*Dataset records*.
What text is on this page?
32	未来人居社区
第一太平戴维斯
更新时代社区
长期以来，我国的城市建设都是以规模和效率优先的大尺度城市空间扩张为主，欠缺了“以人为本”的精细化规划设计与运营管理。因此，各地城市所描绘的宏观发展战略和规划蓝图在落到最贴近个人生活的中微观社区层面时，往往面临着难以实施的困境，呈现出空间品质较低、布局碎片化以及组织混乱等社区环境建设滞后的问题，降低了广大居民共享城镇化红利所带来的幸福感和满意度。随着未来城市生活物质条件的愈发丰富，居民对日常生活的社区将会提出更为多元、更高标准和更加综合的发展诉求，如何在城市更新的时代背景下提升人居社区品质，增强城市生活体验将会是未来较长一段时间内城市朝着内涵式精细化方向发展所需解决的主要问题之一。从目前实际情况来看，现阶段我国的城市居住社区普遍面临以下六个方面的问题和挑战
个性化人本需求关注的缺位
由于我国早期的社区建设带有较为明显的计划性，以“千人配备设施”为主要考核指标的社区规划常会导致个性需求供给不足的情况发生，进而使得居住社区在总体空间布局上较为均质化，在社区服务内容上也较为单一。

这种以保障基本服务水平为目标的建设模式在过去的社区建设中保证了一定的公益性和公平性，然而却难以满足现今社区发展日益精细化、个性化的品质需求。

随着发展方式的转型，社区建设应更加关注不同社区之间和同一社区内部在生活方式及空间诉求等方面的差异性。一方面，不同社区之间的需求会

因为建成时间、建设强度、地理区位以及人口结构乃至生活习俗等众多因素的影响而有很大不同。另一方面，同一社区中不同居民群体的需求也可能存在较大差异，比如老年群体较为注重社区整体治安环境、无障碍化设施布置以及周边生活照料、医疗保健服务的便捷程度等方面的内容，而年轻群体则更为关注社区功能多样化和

*What is expected*. Quote each line of the data above exactly as written.

*Expected answer*.
What text is on this page?
32	未来人居社区
第一太平戴维斯
更新时代社区
长期以来，我国的城市建设都是以规模和效率优先的大尺度城市空间扩张为主，欠缺了“以人为本”的精细化规划设计与运营管理。因此，各地城市所描绘的宏观发展战略和规划蓝图在落到最贴近个人生活的中微观社区层面时，往往面临着难以实施的困境，呈现出空间品质较低、布局碎片化以及组织混乱等社区环境建设滞后的问题，降低了广大居民共享城镇化红利所带来的幸福感和满意度。随着未来城市生活物质条件的愈发丰富，居民对日常生活的社区将会提出更为多元、更高标准和更加综合的发展诉求，如何在城市更新的时代背景下提升人居社区品质，增强城市生活体验将会是未来较长一段时间内城市朝着内涵式精细化方向发展所需解决的主要问题之一。从目前实际情况来看，现阶段我国的城市居住社区普遍面临以下六个方面的问题和挑战
个性化人本需求关注的缺位
由于我国早期的社区建设带有较为明显的计划性，以“千人配备设施”为主要考核指标的社区规划常会导致个性需求供给不足的情况发生，进而使得居住社区在总体空间布局上较为均质化，在社区服务内容上也较为单一。

这种以保障基本服务水平为目标的建设模式在过去的社区建设中保证了一定的公益性和公平性，然而却难以满足现今社区发展日益精细化、个性化的品质需求。

随着发展方式的转型，社区建设应更加关注不同社区之间和同一社区内部在生活方式及空间诉求等方面的差异性。一方面，不同社区之间的需求会

因为建成时间、建设强度、地理区位以及人口结构乃至生活习俗等众多因素的影响而有很大不同。另一方面，同一社区中不同居民群体的需求也可能存在较大差异，比如老年群体较为注重社区整体治安环境、无障碍化设施布置以及周边生活照料、医疗保健服务的便捷程度等方面的内容，而年轻群体则更为关注社区功能多样化和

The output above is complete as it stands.